### What the exercise asks
Copy out every line containing the word "Monthly".

### Supplied information
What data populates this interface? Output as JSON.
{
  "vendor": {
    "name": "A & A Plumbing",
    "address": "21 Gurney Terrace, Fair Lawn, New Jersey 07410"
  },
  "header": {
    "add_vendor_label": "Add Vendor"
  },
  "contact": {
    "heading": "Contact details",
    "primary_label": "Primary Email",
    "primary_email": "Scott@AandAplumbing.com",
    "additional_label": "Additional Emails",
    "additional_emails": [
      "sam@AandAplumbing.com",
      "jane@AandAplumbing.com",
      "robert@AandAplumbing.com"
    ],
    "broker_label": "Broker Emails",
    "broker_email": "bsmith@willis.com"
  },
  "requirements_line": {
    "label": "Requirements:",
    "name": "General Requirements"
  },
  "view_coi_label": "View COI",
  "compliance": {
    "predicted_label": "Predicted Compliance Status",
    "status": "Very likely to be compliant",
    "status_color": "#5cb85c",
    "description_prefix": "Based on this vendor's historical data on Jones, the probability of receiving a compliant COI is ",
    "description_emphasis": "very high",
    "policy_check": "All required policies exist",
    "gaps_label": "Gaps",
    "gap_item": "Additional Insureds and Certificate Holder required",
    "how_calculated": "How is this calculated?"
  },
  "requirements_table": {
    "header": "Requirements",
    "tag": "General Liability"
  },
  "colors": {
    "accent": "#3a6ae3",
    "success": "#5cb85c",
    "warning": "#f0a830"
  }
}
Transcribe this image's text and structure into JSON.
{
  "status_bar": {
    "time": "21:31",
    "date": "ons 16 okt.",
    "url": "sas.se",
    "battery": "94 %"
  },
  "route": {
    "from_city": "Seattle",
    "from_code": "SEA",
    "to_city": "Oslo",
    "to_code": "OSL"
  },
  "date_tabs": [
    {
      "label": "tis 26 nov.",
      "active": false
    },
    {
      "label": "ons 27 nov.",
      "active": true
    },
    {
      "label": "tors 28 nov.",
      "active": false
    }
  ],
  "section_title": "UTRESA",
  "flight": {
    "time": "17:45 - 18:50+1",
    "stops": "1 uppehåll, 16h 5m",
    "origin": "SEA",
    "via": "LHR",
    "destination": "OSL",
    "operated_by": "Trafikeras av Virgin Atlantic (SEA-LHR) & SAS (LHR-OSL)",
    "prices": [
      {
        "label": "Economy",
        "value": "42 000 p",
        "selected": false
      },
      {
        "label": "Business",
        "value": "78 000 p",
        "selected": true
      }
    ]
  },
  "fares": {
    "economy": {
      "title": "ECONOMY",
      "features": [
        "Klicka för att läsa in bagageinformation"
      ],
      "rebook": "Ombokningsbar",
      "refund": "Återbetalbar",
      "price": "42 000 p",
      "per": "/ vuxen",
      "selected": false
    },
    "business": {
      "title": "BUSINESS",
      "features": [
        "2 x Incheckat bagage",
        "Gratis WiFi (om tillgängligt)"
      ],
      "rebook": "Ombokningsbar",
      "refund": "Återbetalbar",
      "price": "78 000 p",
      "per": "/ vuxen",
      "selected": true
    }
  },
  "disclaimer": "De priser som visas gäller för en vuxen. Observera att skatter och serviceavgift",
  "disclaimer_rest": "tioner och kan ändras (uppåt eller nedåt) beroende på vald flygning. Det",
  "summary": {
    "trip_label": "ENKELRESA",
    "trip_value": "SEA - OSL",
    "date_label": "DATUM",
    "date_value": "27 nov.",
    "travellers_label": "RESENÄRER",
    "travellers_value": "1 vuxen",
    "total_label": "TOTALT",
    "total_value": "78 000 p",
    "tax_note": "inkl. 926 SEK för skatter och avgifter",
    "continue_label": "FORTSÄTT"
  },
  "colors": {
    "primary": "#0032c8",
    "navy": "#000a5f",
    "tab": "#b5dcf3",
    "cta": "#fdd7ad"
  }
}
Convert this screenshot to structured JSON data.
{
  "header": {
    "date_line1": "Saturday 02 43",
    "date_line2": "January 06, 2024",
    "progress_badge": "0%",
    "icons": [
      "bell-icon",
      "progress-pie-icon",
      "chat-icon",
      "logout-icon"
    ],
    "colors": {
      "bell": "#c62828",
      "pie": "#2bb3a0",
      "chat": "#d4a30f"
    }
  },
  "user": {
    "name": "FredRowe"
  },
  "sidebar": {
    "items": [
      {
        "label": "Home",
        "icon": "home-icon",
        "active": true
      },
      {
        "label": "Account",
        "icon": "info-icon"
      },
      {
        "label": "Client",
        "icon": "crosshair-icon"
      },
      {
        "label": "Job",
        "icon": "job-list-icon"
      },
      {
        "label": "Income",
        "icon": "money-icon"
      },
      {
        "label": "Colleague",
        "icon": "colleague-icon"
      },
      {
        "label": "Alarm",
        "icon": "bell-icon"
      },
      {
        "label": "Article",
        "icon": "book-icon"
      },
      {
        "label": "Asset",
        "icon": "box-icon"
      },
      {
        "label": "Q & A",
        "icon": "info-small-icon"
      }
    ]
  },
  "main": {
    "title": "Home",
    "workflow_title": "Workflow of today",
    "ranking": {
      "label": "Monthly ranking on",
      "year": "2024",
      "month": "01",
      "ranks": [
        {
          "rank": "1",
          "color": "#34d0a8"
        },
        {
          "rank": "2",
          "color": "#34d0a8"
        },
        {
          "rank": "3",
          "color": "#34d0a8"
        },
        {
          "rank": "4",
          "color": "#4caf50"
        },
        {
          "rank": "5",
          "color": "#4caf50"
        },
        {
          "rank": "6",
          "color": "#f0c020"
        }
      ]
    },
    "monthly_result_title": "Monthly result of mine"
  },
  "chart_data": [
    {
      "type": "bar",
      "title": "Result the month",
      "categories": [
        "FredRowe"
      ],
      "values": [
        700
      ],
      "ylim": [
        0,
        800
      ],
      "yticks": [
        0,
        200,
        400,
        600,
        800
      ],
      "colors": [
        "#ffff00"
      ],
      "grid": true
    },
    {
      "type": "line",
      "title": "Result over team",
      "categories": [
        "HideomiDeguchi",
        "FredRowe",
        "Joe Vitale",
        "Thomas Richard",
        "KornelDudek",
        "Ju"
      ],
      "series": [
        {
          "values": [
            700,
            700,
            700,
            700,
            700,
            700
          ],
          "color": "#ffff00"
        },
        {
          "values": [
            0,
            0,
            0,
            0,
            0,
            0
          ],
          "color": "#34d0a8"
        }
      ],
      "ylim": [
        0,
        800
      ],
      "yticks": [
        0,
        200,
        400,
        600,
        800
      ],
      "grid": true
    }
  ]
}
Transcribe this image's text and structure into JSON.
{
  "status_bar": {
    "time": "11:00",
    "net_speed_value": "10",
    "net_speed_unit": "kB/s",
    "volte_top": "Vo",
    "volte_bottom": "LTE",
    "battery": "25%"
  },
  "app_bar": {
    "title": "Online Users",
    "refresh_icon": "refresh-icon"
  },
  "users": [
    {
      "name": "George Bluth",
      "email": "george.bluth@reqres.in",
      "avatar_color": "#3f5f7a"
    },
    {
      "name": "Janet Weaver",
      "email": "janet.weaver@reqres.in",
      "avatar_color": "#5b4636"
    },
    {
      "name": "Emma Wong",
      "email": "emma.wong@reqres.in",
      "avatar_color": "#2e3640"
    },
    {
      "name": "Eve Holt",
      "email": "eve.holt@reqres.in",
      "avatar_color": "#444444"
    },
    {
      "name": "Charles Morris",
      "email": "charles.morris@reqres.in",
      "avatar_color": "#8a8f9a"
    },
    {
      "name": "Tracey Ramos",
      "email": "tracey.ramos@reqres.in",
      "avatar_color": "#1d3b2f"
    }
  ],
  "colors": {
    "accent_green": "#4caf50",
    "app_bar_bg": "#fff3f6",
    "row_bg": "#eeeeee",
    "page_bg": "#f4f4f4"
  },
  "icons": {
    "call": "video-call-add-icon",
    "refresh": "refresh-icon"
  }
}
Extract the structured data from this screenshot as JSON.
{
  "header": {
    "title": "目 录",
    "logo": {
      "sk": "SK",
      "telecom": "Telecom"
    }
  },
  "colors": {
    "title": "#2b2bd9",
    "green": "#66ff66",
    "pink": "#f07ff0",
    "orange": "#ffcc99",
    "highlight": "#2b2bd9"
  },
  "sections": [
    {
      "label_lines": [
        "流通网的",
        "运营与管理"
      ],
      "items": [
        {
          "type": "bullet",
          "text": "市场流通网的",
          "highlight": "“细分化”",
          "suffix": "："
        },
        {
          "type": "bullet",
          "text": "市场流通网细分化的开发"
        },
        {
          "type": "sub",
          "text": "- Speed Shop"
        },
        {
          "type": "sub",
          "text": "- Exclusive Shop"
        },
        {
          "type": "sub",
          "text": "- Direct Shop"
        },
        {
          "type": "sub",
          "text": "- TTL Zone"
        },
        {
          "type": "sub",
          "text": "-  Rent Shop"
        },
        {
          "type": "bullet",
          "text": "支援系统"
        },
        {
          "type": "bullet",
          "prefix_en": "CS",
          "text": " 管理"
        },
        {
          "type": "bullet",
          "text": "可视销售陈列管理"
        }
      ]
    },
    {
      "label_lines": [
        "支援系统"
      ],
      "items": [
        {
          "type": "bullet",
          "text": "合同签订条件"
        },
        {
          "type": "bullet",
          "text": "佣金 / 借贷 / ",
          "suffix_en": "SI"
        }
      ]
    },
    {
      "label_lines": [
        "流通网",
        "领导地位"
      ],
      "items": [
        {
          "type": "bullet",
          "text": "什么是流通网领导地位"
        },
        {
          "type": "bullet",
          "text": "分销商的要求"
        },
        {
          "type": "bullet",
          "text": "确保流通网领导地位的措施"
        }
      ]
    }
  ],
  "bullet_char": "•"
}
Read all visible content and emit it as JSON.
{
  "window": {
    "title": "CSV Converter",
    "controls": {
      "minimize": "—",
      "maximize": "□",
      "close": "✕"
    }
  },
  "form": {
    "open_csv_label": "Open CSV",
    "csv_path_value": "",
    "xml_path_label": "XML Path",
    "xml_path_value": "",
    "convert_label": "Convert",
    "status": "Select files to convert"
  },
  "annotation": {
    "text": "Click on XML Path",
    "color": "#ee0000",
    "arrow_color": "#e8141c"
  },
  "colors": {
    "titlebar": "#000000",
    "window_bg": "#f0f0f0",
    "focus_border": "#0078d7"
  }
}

### Task answer
      "label": "Monthly ranking on",
    "monthly_result_title": "Monthly result of mine"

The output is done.